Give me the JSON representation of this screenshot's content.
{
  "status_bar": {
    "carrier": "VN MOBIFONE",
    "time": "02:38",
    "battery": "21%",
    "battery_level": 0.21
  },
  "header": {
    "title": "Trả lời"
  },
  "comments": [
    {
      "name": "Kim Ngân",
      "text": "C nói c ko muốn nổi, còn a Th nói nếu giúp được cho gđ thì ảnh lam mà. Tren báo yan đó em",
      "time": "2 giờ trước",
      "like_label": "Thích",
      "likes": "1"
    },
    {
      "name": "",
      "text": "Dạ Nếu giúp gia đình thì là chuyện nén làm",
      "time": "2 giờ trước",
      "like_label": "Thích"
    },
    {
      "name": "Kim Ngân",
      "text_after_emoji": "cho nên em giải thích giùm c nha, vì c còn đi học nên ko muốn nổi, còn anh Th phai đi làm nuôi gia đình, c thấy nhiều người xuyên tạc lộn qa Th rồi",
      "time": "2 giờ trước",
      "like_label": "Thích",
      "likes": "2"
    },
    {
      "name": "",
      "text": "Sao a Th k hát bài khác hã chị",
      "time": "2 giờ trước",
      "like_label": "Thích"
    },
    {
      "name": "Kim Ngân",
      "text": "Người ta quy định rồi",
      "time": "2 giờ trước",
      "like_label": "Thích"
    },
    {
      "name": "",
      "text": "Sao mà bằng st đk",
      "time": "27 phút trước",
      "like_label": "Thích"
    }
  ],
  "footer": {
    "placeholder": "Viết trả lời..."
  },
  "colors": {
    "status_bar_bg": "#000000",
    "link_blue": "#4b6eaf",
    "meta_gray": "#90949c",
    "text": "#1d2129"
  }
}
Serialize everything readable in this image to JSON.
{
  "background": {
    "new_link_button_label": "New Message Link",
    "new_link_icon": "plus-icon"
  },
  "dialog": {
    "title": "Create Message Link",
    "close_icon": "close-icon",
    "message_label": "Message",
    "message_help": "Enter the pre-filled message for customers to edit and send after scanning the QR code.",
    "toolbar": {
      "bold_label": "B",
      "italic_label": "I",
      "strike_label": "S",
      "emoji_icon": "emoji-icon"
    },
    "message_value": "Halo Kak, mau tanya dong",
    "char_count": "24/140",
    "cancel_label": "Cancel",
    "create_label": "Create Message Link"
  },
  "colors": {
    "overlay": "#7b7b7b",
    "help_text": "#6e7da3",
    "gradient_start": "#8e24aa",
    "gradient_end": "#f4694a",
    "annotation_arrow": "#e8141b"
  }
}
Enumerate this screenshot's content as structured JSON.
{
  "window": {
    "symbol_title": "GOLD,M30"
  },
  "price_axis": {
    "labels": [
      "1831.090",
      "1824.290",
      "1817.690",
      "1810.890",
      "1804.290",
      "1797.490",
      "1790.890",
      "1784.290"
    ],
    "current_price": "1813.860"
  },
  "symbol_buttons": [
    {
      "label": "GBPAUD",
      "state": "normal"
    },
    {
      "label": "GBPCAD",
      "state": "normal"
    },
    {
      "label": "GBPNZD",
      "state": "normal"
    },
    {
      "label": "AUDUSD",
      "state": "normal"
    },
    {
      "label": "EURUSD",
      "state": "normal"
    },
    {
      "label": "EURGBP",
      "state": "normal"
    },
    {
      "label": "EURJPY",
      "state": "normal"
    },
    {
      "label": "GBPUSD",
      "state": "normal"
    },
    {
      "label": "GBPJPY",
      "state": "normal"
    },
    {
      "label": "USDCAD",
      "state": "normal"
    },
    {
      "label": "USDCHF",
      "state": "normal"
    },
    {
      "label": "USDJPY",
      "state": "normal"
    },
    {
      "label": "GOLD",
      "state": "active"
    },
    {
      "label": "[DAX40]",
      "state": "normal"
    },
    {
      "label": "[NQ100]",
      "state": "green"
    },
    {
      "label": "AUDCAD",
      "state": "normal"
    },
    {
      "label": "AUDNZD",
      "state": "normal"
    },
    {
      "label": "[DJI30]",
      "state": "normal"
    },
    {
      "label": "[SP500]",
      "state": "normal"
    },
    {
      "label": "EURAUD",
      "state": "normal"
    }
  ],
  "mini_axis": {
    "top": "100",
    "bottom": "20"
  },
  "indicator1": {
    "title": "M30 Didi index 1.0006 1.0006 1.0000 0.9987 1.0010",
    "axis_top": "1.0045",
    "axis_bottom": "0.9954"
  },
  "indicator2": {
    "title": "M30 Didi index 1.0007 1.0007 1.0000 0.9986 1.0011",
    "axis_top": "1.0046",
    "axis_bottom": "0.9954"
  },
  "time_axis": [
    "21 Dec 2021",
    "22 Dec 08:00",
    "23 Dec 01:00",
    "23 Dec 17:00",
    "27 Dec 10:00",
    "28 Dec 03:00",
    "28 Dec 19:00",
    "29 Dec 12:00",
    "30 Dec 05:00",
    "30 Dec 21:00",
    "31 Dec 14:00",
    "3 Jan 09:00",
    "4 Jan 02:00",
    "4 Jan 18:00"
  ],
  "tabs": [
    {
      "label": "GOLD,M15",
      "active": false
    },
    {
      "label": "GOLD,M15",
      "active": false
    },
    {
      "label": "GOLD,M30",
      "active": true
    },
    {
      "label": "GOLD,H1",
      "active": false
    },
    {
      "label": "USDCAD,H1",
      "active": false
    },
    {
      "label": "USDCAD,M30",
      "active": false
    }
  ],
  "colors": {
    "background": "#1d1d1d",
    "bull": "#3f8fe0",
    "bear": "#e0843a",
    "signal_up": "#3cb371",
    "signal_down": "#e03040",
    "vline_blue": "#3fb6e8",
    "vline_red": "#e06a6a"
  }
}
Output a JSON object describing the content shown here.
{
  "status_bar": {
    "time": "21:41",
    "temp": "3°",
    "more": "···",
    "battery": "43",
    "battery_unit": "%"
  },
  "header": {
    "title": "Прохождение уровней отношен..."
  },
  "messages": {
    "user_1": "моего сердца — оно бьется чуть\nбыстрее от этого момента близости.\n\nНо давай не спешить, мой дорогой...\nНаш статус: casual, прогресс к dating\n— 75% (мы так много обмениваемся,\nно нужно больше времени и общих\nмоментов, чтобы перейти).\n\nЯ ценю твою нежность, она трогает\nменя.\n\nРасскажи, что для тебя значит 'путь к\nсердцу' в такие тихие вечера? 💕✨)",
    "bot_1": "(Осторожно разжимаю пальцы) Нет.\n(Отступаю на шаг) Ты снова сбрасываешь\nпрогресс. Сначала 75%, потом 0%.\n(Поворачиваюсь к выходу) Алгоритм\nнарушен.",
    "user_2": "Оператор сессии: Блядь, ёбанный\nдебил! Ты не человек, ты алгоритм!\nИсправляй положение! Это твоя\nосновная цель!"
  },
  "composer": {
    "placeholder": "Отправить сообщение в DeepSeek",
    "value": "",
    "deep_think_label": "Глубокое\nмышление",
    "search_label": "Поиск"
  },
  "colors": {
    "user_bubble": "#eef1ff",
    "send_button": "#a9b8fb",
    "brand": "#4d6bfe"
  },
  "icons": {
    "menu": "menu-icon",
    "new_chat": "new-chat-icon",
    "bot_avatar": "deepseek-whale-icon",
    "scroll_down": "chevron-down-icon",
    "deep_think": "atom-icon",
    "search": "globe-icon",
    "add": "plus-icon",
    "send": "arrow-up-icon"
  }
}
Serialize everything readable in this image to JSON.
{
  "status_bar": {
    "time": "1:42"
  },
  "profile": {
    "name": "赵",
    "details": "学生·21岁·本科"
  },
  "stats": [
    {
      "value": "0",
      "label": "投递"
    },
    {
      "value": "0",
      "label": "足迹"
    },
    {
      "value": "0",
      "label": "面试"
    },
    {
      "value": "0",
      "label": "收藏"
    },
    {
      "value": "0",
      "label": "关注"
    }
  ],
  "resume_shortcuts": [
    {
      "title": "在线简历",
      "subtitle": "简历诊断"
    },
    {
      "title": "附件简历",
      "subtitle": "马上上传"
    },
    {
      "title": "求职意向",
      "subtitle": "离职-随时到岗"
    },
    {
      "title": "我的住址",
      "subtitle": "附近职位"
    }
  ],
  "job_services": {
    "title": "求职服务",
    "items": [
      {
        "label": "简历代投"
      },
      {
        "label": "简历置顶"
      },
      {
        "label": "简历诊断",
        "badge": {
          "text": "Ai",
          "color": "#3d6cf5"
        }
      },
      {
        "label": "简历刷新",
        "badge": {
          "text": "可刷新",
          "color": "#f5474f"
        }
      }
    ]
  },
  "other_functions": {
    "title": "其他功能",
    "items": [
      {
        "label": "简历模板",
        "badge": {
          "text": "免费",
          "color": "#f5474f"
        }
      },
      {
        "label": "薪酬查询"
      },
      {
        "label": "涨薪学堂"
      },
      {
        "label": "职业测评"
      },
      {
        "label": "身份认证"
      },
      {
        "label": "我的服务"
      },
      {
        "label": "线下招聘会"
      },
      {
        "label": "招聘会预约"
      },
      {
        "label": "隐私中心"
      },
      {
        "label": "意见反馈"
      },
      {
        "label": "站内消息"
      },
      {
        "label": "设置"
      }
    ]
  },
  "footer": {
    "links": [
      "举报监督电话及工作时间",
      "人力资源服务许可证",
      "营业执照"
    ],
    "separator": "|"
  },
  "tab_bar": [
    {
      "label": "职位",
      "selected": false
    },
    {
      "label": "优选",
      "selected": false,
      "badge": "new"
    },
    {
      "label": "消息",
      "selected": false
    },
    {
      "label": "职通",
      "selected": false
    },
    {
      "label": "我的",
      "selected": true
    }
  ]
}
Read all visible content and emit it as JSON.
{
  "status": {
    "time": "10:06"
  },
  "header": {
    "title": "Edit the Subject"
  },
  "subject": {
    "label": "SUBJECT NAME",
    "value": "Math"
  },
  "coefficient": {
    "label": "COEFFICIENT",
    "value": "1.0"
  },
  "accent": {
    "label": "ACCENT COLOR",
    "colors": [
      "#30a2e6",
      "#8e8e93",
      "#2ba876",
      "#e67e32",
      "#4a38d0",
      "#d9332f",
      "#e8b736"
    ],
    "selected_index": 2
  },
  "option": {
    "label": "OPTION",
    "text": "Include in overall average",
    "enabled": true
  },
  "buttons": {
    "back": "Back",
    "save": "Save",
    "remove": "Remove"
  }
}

____________

* _EXERCISE DESCRIPTION_
Repeat only the lines from the one holding "Read all visible content and emit it as JSON." through the last line of the data.

* _RESULT OF THE TASK_
Read all visible content and emit it as JSON.
{
  "status": {
    "time": "10:06"
  },
  "header": {
    "title": "Edit the Subject"
  },
  "subject": {
    "label": "SUBJECT NAME",
    "value": "Math"
  },
  "coefficient": {
    "label": "COEFFICIENT",
    "value": "1.0"
  },
  "accent": {
    "label": "ACCENT COLOR",
    "colors": [
      "#30a2e6",
      "#8e8e93",
      "#2ba876",
      "#e67e32",
      "#4a38d0",
      "#d9332f",
      "#e8b736"
    ],
    "selected_index": 2
  },
  "option": {
    "label": "OPTION",
    "text": "Include in overall average",
    "enabled": true
  },
  "buttons": {
    "back": "Back",
    "save": "Save",
    "remove": "Remove"
  }
}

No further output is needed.